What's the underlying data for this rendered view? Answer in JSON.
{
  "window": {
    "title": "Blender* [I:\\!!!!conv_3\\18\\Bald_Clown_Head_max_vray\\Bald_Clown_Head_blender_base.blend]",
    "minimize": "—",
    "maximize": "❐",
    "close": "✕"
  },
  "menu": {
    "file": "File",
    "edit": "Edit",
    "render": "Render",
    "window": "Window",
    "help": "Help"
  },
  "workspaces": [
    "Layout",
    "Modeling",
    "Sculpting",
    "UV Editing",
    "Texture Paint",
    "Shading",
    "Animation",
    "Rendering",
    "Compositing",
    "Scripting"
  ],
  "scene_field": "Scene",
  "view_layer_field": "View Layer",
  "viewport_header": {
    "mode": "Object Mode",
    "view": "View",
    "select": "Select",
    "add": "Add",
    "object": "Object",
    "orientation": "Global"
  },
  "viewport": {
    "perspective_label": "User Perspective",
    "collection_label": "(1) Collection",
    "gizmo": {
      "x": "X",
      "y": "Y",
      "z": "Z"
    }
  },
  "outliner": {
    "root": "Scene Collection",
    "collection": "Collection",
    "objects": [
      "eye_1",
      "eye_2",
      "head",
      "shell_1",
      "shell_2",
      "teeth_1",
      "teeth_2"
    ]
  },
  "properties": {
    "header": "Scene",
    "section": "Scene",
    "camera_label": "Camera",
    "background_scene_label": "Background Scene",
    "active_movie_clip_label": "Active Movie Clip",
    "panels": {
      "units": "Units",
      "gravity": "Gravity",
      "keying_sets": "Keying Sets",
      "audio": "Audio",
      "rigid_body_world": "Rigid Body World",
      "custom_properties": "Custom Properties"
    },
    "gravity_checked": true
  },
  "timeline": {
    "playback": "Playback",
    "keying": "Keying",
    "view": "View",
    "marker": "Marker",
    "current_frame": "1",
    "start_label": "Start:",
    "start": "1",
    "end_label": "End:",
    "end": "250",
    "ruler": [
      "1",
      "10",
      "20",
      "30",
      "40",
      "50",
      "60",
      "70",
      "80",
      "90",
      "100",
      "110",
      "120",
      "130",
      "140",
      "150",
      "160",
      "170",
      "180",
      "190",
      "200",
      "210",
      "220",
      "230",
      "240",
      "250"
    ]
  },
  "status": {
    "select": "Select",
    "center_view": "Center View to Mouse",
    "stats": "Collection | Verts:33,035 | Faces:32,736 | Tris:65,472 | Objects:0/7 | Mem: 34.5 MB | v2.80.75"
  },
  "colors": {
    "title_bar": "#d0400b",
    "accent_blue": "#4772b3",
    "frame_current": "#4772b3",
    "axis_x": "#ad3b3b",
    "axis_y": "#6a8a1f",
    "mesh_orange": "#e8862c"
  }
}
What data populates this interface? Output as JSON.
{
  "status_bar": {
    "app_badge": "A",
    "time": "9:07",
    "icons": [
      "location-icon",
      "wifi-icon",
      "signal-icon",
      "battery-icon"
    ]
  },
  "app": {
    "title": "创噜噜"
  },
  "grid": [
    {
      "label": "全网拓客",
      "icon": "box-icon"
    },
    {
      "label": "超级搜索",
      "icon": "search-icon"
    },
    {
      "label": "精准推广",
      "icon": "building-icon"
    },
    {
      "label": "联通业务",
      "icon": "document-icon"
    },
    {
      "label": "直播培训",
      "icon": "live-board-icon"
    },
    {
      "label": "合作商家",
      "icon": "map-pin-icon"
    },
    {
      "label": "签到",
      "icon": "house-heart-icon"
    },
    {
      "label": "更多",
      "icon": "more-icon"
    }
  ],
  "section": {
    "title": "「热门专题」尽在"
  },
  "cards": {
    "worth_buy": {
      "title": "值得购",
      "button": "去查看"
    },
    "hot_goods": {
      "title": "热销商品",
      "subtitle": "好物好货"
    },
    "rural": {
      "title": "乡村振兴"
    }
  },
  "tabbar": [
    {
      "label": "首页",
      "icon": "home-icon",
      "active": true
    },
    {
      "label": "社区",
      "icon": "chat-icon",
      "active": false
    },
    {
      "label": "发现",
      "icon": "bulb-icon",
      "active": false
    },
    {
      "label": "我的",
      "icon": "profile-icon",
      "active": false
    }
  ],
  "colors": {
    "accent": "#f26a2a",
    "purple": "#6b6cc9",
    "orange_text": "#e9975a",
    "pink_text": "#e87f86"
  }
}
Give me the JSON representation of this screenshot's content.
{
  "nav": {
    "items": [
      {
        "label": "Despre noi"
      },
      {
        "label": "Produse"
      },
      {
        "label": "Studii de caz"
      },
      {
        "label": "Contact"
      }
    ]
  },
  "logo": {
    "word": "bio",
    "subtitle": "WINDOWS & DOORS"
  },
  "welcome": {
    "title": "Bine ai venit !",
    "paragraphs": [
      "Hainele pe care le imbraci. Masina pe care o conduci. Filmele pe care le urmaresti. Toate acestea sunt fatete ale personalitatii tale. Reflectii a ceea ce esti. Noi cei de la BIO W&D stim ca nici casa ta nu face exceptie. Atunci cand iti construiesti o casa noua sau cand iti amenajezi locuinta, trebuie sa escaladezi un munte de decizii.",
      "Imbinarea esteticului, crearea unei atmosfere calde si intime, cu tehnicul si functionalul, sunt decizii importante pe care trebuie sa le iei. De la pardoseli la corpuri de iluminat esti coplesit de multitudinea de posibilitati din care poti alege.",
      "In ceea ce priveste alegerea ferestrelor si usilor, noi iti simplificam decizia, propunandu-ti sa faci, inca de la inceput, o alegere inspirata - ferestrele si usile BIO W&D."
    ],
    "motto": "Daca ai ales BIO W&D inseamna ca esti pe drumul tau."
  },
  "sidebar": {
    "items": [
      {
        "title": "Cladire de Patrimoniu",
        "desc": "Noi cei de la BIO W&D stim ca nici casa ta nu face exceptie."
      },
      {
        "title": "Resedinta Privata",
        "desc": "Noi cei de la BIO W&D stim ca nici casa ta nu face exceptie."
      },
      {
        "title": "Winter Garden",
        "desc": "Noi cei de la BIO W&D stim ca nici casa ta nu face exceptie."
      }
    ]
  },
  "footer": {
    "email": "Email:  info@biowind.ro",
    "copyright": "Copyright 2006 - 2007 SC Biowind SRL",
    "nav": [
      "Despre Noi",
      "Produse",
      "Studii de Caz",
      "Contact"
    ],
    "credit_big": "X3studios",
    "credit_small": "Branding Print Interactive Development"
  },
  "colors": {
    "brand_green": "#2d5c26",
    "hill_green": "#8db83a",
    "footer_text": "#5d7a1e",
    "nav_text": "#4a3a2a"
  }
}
****************************************
▶ [Your goal]:
Quote every entry exactly.

▶ [In response]:
What's the underlying data for this rendered view? Answer in JSON.
{
  "window": {
    "title": "Blender* [I:\\!!!!conv_3\\18\\Bald_Clown_Head_max_vray\\Bald_Clown_Head_blender_base.blend]",
    "minimize": "—",
    "maximize": "❐",
    "close": "✕"
  },
  "menu": {
    "file": "File",
    "edit": "Edit",
    "render": "Render",
    "window": "Window",
    "help": "Help"
  },
  "workspaces": [
    "Layout",
    "Modeling",
    "Sculpting",
    "UV Editing",
    "Texture Paint",
    "Shading",
    "Animation",
    "Rendering",
    "Compositing",
    "Scripting"
  ],
  "scene_field": "Scene",
  "view_layer_field": "View Layer",
  "viewport_header": {
    "mode": "Object Mode",
    "view": "View",
    "select": "Select",
    "add": "Add",
    "object": "Object",
    "orientation": "Global"
  },
  "viewport": {
    "perspective_label": "User Perspective",
    "collection_label": "(1) Collection",
    "gizmo": {
      "x": "X",
      "y": "Y",
      "z": "Z"
    }
  },
  "outliner": {
    "root": "Scene Collection",
    "collection": "Collection",
    "objects": [
      "eye_1",
      "eye_2",
      "head",
      "shell_1",
      "shell_2",
      "teeth_1",
      "teeth_2"
    ]
  },
  "properties": {
    "header": "Scene",
    "section": "Scene",
    "camera_label": "Camera",
    "background_scene_label": "Background Scene",
    "active_movie_clip_label": "Active Movie Clip",
    "panels": {
      "units": "Units",
      "gravity": "Gravity",
      "keying_sets": "Keying Sets",
      "audio": "Audio",
      "rigid_body_world": "Rigid Body World",
      "custom_properties": "Custom Properties"
    },
    "gravity_checked": true
  },
  "timeline": {
    "playback": "Playback",
    "keying": "Keying",
    "view": "View",
    "marker": "Marker",
    "current_frame": "1",
    "start_label": "Start:",
    "start": "1",
    "end_label": "End:",
    "end": "250",
    "ruler": [
      "1",
      "10",
      "20",
      "30",
      "40",
      "50",
      "60",
      "70",
      "80",
      "90",
      "100",
      "110",
      "120",
      "130",
      "140",
      "150",
      "160",
      "170",
      "180",
      "190",
      "200",
      "210",
      "220",
      "230",
      "240",
      "250"
    ]
  },
  "status": {
    "select": "Select",
    "center_view": "Center View to Mouse",
    "stats": "Collection | Verts:33,035 | Faces:32,736 | Tris:65,472 | Objects:0/7 | Mem: 34.5 MB | v2.80.75"
  },
  "colors": {
    "title_bar": "#d0400b",
    "accent_blue": "#4772b3",
    "frame_current": "#4772b3",
    "axis_x": "#ad3b3b",
    "axis_y": "#6a8a1f",
    "mesh_orange": "#e8862c"
  }
}
What data populates this interface? Output as JSON.
{
  "status_bar": {
    "app_badge": "A",
    "time": "9:07",
    "icons": [
      "location-icon",
      "wifi-icon",
      "signal-icon",
      "battery-icon"
    ]
  },
  "app": {
    "title": "创噜噜"
  },
  "grid": [
    {
      "label": "全网拓客",
      "icon": "box-icon"
    },
    {
      "label": "超级搜索",
      "icon": "search-icon"
    },
    {
      "label": "精准推广",
      "icon": "building-icon"
    },
    {
      "label": "联通业务",
      "icon": "document-icon"
    },
    {
      "label": "直播培训",
      "icon": "live-board-icon"
    },
    {
      "label": "合作商家",
      "icon": "map-pin-icon"
    },
    {
      "label": "签到",
      "icon": "house-heart-icon"
    },
    {
      "label": "更多",
      "icon": "more-icon"
    }
  ],
  "section": {
    "title": "「热门专题」尽在"
  },
  "cards": {
    "worth_buy": {
      "title": "值得购",
      "button": "去查看"
    },
    "hot_goods": {
      "title": "热销商品",
      "subtitle": "好物好货"
    },
    "rural": {
      "title": "乡村振兴"
    }
  },
  "tabbar": [
    {
      "label": "首页",
      "icon": "home-icon",
      "active": true
    },
    {
      "label": "社区",
      "icon": "chat-icon",
      "active": false
    },
    {
      "label": "发现",
      "icon": "bulb-icon",
      "active": false
    },
    {
      "label": "我的",
      "icon": "profile-icon",
      "active": false
    }
  ],
  "colors": {
    "accent": "#f26a2a",
    "purple": "#6b6cc9",
    "orange_text": "#e9975a",
    "pink_text": "#e87f86"
  }
}
Give me the JSON representation of this screenshot's content.
{
  "nav": {
    "items": [
      {
        "label": "Despre noi"
      },
      {
        "label": "Produse"
      },
      {
        "label": "Studii de caz"
      },
      {
        "label": "Contact"
      }
    ]
  },
  "logo": {
    "word": "bio",
    "subtitle": "WINDOWS & DOORS"
  },
  "welcome": {
    "title": "Bine ai venit !",
    "paragraphs": [
      "Hainele pe care le imbraci. Masina pe care o conduci. Filmele pe care le urmaresti. Toate acestea sunt fatete ale personalitatii tale. Reflectii a ceea ce esti. Noi cei de la BIO W&D stim ca nici casa ta nu face exceptie. Atunci cand iti construiesti o casa noua sau cand iti amenajezi locuinta, trebuie sa escaladezi un munte de decizii.",
      "Imbinarea esteticului, crearea unei atmosfere calde si intime, cu tehnicul si functionalul, sunt decizii importante pe care trebuie sa le iei. De la pardoseli la corpuri de iluminat esti coplesit de multitudinea de posibilitati din care poti alege.",
      "In ceea ce priveste alegerea ferestrelor si usilor, noi iti simplificam decizia, propunandu-ti sa faci, inca de la inceput, o alegere inspirata - ferestrele si usile BIO W&D."
    ],
    "motto": "Daca ai ales BIO W&D inseamna ca esti pe drumul tau."
  },
  "sidebar": {
    "items": [
      {
        "title": "Cladire de Patrimoniu",
        "desc": "Noi cei de la BIO W&D stim ca nici casa ta nu face exceptie."
      },
      {
        "title": "Resedinta Privata",
        "desc": "Noi cei de la BIO W&D stim ca nici casa ta nu face exceptie."
      },
      {
        "title": "Winter Garden",
        "desc": "Noi cei de la BIO W&D stim ca nici casa ta nu face exceptie."
      }
    ]
  },
  "footer": {
    "email": "Email:  info@biowind.ro",
    "copyright": "Copyright 2006 - 2007 SC Biowind SRL",
    "nav": [
      "Despre Noi",
      "Produse",
      "Studii de Caz",
      "Contact"
    ],
    "credit_big": "X3studios",
    "credit_small": "Branding Print Interactive Development"
  },
  "colors": {
    "brand_green": "#2d5c26",
    "hill_green": "#8db83a",
    "footer_text": "#5d7a1e",
    "nav_text": "#4a3a2a"
  }
}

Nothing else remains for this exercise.